Source data:
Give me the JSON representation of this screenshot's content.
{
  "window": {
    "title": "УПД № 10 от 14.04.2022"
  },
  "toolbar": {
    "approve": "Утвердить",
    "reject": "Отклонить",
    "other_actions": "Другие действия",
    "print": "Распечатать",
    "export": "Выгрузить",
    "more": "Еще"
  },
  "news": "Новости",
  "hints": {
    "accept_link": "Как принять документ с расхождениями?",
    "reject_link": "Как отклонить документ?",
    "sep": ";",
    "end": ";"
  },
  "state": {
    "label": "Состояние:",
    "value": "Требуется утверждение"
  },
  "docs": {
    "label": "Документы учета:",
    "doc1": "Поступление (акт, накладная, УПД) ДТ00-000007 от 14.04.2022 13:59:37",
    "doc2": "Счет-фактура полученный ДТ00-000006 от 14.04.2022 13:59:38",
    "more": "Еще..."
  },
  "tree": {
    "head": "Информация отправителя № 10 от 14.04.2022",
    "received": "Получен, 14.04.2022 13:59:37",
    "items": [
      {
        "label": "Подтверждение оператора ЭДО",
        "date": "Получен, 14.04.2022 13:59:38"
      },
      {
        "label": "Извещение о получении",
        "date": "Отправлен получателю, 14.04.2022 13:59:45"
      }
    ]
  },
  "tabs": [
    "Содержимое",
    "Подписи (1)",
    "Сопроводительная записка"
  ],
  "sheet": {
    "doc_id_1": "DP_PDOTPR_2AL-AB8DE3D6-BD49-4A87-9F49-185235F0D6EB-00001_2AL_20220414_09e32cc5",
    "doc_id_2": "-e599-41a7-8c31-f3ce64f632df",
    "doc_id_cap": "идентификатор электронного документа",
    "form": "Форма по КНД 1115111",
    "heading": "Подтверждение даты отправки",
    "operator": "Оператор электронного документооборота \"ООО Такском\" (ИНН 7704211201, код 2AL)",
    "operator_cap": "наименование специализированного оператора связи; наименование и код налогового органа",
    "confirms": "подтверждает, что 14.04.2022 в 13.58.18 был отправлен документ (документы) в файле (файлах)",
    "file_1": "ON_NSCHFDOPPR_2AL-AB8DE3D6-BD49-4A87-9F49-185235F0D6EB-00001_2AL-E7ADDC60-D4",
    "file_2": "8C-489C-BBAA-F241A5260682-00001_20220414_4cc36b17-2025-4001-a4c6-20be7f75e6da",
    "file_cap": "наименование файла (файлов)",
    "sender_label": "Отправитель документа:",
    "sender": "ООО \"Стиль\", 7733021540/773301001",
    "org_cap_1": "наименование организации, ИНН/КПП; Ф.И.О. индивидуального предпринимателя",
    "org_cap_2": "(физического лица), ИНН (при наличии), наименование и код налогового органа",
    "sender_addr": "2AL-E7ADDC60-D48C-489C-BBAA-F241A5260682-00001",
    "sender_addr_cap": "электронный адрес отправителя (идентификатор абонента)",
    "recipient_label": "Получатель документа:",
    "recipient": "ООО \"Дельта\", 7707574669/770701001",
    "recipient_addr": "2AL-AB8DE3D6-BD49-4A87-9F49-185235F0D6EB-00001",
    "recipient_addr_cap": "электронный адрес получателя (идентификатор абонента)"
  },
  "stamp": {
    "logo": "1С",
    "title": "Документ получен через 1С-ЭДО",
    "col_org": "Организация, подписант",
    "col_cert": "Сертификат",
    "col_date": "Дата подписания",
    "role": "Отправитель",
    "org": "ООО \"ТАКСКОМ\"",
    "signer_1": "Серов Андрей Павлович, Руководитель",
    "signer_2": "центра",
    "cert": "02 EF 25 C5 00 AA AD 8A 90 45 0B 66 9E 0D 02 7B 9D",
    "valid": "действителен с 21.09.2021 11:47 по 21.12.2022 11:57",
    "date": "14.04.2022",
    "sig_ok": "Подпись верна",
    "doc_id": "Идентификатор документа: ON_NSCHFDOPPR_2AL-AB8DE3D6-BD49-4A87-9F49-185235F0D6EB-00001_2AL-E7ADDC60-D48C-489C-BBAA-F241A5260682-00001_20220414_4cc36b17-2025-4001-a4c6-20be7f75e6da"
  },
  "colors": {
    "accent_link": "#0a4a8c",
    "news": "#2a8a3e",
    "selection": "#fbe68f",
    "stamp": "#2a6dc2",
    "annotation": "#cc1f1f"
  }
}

## To do:
Find each line with the string "Подтверждение" and copy it out.

## Result:
        "label": "Подтверждение оператора ЭДО",
    "heading": "Подтверждение даты отправки",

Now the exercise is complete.